** Opening Document passage block **
Three Stars: Ed Harris Disdains the Digital Age in Netflix’s ‘Kodachrome’

'Kodachrome' is about the tragedy of saying goodbye to the pre-digital age.

Ed Harris and Jason Sudeikis in Kodachrome. Netflix

Well-considered and sincerely acted, Kodachrome is a character-driven drama that has been wrongly labeled a comedy by some so-called critics. There is nothing funny about it. It’s actually a lament for another lost American value replaced by digital second-rateness, this time the cherished Kodachrome color film process by which photography used to look 100 times better than it does now.

You see all of these victims of cell-phone addiction running around taking pictures of dogs, parking meters and each other without any place to develop them. Nothing is suitable for framing anymore. You end up with pieces of paper you erase upon digital delivery. Real photographs you used to keep forever in silver frames have gone the way of land lines that allow you to hear the voice on the other end with clarity, 35-mm. movies you can see on a screen bigger than a postage stamp, books you can read sitting down, and the beautiful music of long-playing vinyl records. The tragedy of saying goodbye to all that is what Kodachrome is about.

It is also a road trip, a love story, and a domestic drama about failed communications between generations divided by grief and misunderstanding. Cynical after an acrimonious divorce and dumped by his latest Top Ten pop discovery, record producer Matt (Jason Sudeikis) is out of luck and employment. Understandably depressed, he’s wondering what to do next when a pretty girl named Zooey (Elizabeth Olsen) informs him his father Ben is dying of liver cancer with less than three months to live. Ben (Ed Harris) is a world-famous photographer with a box of old, undeveloped film he wants to display in one last art gallery exhibition before he dies.
** Closing Document passage block **
** Opening Provided data block **
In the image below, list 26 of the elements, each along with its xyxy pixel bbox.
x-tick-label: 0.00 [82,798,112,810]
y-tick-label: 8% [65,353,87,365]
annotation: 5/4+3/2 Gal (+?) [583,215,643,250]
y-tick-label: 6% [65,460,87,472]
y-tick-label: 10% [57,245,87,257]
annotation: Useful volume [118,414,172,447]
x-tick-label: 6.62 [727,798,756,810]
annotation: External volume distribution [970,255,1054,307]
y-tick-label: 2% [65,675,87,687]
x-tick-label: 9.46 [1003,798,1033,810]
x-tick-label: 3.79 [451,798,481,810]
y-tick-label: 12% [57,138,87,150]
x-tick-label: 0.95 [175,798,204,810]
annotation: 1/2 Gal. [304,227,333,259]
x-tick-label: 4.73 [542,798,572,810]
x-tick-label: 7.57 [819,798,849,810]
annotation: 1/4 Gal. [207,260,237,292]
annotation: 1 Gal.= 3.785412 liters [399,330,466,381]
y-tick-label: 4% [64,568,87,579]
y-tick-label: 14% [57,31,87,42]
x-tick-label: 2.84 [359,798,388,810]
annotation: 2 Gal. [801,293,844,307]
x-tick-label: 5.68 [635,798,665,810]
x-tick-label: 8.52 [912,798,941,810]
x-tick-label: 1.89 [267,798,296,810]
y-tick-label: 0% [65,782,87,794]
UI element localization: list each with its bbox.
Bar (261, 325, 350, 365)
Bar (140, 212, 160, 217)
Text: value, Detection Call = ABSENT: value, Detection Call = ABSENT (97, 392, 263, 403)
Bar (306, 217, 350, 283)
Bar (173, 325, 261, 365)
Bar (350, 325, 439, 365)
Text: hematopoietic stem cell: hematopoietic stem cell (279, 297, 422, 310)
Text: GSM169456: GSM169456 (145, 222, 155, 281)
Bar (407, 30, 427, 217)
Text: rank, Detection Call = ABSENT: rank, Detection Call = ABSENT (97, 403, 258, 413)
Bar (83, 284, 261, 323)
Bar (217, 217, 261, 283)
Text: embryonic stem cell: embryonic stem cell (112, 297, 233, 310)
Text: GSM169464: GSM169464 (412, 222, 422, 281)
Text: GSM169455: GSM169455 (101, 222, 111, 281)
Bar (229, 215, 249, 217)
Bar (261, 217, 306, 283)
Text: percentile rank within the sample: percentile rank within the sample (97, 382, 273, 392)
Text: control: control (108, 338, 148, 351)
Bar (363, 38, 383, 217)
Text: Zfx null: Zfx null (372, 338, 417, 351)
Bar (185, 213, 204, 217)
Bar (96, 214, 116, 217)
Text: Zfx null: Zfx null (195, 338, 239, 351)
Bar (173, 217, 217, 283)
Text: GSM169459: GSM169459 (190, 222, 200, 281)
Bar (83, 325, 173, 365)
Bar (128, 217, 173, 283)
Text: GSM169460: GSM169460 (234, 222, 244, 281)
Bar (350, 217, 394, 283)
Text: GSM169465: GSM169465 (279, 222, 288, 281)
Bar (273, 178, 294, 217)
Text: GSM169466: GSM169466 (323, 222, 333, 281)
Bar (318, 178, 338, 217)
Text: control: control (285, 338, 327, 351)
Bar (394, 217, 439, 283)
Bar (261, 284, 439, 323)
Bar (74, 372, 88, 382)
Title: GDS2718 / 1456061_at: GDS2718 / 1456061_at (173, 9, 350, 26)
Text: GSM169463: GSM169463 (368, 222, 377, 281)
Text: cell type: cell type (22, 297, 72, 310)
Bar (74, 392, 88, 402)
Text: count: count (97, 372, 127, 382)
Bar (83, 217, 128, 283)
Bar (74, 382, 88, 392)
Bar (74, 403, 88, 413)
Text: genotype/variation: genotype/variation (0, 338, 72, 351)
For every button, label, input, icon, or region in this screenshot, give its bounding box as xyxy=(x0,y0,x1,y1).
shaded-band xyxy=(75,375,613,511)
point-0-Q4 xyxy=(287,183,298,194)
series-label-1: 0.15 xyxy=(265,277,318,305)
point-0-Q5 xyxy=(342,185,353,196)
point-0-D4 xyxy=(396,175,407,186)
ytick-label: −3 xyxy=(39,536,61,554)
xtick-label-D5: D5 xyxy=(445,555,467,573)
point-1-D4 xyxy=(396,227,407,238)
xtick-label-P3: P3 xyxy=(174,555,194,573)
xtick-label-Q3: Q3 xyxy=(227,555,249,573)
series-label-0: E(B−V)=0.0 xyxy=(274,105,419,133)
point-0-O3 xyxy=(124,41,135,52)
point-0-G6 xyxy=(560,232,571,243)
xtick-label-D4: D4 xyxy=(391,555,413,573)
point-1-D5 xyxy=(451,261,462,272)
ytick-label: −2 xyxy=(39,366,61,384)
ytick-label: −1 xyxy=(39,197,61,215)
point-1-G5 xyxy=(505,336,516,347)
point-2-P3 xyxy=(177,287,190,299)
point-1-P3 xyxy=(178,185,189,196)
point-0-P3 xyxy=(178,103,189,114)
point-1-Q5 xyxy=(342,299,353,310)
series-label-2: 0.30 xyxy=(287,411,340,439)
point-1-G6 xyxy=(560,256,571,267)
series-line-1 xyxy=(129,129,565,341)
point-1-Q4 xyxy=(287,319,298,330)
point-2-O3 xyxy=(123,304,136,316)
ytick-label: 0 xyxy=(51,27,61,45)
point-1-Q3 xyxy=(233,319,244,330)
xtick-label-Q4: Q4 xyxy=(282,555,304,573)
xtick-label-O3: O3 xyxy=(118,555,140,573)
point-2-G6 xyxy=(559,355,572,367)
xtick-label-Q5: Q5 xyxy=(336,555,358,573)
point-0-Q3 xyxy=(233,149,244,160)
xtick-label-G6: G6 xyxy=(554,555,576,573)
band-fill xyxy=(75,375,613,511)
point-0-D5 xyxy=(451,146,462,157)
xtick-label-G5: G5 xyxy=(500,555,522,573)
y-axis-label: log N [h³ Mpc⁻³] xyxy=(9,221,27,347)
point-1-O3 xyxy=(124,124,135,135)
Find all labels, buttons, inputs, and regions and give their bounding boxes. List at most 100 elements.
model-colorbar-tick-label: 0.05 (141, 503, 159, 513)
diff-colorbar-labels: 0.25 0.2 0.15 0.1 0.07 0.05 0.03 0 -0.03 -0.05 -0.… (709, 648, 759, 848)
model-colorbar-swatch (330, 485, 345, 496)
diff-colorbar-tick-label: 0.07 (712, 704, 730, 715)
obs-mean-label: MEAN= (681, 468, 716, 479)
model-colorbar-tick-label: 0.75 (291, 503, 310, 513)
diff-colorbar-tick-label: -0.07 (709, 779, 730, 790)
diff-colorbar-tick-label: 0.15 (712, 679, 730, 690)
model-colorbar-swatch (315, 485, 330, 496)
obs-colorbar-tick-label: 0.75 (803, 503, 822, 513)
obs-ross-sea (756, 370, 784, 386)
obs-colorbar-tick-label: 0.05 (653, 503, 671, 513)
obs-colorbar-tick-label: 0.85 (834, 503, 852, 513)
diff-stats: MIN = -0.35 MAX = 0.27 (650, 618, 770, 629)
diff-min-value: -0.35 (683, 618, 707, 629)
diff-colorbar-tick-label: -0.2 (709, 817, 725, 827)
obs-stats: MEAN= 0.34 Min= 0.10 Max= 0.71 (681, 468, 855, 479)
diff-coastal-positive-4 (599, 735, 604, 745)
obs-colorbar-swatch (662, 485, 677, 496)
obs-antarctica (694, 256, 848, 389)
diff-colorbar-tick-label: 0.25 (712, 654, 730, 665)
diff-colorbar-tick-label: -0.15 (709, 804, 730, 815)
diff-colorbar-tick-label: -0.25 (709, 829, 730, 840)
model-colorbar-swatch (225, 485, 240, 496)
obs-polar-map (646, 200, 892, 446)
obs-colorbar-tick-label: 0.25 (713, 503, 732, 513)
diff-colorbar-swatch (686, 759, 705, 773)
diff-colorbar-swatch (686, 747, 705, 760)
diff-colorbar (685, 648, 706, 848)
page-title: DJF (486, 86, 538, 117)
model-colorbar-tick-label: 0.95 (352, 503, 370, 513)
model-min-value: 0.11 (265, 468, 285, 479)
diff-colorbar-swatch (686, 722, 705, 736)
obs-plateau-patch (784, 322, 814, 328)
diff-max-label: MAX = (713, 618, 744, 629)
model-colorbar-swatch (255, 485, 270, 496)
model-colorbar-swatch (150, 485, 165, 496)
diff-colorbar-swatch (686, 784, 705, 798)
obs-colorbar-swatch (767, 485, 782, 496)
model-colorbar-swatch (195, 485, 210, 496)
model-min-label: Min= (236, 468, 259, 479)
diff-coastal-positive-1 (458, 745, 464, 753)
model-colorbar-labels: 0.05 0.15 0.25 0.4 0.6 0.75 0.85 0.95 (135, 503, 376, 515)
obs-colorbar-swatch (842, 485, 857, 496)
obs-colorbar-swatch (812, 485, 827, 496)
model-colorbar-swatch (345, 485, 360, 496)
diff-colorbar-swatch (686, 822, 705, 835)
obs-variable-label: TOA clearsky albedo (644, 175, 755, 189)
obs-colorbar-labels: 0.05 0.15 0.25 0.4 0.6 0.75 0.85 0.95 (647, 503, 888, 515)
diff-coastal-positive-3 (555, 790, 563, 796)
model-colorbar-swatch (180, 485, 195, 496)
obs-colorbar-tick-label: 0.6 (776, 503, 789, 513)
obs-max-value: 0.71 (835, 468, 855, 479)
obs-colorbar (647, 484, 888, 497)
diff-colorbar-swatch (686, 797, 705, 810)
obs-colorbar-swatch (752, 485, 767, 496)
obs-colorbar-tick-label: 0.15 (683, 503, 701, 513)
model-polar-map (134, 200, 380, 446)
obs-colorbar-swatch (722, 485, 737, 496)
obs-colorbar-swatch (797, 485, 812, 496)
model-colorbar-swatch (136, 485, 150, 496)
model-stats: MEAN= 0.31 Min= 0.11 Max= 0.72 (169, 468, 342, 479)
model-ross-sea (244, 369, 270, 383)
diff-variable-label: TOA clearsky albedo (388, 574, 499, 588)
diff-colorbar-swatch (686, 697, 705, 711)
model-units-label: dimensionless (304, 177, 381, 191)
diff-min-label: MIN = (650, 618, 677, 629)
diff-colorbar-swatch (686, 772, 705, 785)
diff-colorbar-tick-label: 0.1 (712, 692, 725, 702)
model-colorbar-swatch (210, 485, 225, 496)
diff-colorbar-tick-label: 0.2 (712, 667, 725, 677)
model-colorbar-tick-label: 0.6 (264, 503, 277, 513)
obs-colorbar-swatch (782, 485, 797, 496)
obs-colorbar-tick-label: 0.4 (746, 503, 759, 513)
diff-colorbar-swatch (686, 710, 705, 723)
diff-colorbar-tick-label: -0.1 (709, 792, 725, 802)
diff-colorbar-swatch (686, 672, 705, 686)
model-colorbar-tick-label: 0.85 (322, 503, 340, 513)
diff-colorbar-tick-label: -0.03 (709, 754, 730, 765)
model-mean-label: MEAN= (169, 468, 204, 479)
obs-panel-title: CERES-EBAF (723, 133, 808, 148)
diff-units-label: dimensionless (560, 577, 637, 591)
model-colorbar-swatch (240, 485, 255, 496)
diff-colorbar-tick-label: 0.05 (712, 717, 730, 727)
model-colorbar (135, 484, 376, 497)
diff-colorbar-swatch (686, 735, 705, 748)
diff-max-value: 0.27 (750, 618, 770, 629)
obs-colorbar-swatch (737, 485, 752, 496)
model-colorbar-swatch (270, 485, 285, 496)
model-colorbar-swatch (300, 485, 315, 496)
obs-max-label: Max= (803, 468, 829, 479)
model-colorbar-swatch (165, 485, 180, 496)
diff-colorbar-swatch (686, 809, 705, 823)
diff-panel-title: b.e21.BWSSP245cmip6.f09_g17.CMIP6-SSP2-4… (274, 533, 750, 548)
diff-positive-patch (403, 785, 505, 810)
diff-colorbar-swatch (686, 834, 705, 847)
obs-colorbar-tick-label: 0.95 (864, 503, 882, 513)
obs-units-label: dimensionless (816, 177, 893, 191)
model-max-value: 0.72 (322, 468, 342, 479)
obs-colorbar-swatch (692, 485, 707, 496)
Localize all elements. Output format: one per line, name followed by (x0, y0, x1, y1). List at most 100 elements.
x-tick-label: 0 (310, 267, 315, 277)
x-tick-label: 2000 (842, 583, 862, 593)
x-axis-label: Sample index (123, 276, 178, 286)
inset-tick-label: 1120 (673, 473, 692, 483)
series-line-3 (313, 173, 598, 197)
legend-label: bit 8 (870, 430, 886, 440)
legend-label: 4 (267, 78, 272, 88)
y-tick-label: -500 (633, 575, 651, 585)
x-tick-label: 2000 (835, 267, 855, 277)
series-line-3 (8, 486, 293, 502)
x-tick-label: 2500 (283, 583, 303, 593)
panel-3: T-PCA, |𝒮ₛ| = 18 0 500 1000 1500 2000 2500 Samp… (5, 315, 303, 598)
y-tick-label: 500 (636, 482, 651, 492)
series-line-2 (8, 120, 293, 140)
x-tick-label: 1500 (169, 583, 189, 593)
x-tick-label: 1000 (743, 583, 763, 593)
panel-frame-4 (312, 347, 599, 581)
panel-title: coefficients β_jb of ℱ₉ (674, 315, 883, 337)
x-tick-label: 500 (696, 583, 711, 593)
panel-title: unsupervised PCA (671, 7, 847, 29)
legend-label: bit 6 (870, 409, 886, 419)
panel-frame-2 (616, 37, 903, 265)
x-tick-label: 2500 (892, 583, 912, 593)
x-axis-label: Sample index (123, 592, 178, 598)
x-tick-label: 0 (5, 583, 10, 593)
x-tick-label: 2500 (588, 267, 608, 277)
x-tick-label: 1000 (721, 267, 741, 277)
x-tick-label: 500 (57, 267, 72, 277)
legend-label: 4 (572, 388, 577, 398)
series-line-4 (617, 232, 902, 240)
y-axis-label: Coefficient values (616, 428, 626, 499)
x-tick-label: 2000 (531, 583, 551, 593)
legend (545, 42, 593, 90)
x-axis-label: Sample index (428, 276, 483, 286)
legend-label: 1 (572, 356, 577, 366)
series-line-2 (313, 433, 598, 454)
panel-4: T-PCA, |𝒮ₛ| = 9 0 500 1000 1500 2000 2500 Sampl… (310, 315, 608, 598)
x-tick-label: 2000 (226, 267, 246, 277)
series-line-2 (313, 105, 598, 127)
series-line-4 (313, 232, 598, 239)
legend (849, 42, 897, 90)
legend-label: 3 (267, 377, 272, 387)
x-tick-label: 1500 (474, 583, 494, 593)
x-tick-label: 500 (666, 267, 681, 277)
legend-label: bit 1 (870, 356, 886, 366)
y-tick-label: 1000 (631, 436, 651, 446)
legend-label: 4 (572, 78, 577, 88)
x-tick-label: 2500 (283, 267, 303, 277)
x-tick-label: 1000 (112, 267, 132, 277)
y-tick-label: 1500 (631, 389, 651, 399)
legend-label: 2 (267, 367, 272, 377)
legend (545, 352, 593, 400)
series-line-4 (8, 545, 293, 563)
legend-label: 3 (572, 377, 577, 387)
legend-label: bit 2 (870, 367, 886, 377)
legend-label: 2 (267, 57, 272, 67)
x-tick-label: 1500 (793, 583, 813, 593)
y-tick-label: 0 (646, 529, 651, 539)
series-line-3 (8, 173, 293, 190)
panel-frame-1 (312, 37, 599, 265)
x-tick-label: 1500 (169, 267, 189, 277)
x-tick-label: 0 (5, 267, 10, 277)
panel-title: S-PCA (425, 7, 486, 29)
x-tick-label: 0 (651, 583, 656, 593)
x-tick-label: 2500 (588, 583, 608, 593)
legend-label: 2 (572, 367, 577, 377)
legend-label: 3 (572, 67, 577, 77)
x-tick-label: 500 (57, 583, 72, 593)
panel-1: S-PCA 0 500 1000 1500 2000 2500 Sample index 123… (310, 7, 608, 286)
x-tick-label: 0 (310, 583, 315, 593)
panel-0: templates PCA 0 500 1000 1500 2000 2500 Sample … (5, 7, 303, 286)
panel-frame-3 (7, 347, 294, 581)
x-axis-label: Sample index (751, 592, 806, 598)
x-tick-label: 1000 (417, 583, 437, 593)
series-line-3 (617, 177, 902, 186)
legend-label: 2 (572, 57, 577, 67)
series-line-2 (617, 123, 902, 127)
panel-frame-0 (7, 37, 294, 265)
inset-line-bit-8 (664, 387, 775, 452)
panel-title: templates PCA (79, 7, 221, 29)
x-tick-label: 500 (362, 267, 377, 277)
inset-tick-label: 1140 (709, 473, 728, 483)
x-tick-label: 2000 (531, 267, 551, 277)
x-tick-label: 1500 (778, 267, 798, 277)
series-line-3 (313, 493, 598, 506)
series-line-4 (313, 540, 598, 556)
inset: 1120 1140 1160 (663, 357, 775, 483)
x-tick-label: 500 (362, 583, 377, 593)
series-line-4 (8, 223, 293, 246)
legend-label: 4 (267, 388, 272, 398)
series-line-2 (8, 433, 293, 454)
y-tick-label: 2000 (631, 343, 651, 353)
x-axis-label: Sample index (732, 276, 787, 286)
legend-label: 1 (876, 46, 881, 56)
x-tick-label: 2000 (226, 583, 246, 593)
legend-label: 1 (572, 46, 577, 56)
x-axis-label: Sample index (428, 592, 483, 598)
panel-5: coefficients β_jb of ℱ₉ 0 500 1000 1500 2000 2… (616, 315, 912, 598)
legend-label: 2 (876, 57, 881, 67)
** Closing Provided data block **
● Tasks to carry out:
a – Repeat, word for word, the part of the Kodachrome review that opens with the words containing "It is also a" and closes with "before he dies.".
b – Pick up the review of Kodachrome where it stops, and write the next part.

● Numbered answers:
a –
It is also a road trip, a love story, and a domestic drama about failed communications between generations divided by grief and misunderstanding. Cynical after an acrimonious divorce and dumped by his latest Top Ten pop discovery, record producer Matt (Jason Sudeikis) is out of luck and employment. Understandably depressed, he’s wondering what to do next when a pretty girl named Zooey (Elizabeth Olsen) informs him his father Ben is dying of liver cancer with less than three months to live. Ben (Ed Harris) is a world-famous photographer with a box of old, undeveloped film he wants to display in one last art gallery exhibition before he dies.

b –
The hitch is there is only one remaining lab in the world called Dwayne’s Photo in Parsons, Kansas (a real place) that processes Kodachrome film stock and it will close its doors forever in a matter of days, and Ben wants his son to drive him there. Matt hates the father who abused his mother and neglected him as a child, and hasn’t spoken to the old man in a decade, but out of guilt, responsibility and pity, he decides to take the trip, with Ben and his nurse Zooey in tow.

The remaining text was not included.